- SET EXERCISE:
Find the lines of data that contain the string "Anita", then list them.

[Dataset records]
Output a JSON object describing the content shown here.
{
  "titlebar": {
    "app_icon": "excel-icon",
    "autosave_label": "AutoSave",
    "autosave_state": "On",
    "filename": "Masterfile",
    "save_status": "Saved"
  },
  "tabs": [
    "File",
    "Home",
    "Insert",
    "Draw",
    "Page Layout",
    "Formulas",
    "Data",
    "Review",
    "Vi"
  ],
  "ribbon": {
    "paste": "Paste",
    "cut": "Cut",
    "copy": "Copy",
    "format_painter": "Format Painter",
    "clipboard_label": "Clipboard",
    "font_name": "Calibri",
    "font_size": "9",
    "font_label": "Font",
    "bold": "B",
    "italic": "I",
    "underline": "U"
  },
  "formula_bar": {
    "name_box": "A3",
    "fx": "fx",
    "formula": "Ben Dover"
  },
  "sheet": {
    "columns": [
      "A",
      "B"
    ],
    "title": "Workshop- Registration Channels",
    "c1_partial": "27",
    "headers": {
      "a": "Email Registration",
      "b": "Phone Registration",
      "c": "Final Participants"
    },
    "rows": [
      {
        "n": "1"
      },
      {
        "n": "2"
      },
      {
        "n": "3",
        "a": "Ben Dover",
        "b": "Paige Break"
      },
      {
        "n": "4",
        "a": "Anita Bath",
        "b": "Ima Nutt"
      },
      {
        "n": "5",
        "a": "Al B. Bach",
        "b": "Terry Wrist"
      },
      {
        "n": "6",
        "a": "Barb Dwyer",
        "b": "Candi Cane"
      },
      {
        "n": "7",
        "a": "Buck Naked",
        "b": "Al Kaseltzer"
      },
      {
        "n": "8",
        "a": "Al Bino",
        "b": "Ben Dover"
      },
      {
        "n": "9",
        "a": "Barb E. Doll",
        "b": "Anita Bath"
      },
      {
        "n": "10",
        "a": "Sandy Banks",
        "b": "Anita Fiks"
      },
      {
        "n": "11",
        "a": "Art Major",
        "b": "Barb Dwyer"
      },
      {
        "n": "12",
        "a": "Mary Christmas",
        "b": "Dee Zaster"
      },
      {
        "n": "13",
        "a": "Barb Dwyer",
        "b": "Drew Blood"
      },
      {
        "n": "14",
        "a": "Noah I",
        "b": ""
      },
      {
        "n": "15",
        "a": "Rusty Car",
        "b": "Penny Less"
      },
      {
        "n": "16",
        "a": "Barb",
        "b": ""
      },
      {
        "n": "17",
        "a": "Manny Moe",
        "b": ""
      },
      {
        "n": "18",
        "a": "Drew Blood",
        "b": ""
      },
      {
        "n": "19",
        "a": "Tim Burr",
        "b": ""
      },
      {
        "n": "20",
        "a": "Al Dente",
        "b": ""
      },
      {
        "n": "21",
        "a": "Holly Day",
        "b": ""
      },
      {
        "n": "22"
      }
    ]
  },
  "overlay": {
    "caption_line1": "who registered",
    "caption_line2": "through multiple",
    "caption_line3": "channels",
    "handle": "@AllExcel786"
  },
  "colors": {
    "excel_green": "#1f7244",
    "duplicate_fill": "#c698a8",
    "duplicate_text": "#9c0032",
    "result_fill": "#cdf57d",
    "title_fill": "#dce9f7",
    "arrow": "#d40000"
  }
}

- RESPONSE TO THIS TASK:
        "a": "Anita Bath",
        "b": "Anita Bath"
        "b": "Anita Fiks"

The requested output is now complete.